TASK PROMPT:
Only lines holding the word "this" should be copied from the material.

INFORMATION SHOWN:
>> BEGIN
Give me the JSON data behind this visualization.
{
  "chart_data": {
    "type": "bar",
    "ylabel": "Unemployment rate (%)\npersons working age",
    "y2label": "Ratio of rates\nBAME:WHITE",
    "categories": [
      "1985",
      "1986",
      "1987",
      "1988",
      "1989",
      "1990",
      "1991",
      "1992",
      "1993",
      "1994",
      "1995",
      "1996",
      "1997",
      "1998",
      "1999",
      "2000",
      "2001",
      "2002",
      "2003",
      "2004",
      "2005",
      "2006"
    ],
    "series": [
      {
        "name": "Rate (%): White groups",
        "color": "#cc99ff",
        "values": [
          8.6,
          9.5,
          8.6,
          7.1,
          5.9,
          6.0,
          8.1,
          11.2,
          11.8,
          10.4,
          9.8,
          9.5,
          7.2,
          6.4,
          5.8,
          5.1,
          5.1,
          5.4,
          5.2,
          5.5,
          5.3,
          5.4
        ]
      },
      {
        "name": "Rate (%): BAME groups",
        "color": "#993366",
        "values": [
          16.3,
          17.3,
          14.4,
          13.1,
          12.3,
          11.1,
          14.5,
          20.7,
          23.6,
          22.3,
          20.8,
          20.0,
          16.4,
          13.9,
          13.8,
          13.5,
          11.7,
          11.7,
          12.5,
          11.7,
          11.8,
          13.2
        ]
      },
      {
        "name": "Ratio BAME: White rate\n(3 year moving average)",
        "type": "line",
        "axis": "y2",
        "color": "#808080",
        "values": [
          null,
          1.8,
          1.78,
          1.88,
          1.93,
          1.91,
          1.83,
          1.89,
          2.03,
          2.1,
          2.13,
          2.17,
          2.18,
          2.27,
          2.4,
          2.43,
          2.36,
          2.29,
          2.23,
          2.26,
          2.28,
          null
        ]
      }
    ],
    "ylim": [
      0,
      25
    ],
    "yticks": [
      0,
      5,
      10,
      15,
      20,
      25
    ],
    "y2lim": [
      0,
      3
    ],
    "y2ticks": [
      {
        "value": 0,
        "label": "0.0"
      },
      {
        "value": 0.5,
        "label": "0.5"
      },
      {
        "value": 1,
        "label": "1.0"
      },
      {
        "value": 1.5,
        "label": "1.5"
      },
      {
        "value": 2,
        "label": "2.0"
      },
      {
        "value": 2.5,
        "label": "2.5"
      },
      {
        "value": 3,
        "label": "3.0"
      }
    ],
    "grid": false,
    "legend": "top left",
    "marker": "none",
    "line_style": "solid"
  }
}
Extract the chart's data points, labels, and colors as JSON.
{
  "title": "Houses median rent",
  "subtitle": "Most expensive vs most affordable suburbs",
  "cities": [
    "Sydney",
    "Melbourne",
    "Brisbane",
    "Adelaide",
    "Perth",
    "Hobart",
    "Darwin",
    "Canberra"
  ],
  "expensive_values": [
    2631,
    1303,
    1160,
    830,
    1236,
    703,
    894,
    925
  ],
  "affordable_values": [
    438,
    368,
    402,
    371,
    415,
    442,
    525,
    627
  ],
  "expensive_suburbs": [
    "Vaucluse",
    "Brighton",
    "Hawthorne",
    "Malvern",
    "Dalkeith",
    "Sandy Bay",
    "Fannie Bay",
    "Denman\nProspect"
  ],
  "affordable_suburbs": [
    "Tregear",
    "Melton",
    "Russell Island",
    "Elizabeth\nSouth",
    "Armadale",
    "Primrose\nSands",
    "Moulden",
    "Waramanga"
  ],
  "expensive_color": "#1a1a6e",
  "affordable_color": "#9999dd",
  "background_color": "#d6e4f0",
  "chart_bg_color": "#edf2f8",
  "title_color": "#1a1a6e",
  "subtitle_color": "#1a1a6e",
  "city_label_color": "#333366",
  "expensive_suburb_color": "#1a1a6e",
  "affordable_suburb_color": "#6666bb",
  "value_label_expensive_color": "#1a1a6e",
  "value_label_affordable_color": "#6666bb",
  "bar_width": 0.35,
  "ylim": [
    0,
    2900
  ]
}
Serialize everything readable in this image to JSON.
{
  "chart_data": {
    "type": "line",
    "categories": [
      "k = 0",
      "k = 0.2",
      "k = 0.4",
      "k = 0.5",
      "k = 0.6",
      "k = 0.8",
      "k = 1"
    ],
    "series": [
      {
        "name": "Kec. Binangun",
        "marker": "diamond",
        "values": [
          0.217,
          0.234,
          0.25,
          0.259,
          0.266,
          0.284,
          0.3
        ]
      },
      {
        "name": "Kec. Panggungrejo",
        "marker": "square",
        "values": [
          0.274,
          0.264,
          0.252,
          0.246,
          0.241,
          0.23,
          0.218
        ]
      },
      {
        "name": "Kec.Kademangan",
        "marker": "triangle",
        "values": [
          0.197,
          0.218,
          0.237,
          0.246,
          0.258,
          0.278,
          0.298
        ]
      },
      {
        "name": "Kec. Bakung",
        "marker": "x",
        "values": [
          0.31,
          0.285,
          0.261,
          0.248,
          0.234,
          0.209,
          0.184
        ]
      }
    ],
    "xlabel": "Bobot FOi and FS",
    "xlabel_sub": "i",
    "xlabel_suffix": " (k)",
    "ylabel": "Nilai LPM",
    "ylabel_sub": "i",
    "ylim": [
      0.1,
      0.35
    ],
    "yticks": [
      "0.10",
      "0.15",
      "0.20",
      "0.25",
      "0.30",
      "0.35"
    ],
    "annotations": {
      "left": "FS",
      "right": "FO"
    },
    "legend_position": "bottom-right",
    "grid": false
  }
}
>> END
THE OUTPUT:
Give me the JSON data behind this visualization.
Serialize everything readable in this image to JSON.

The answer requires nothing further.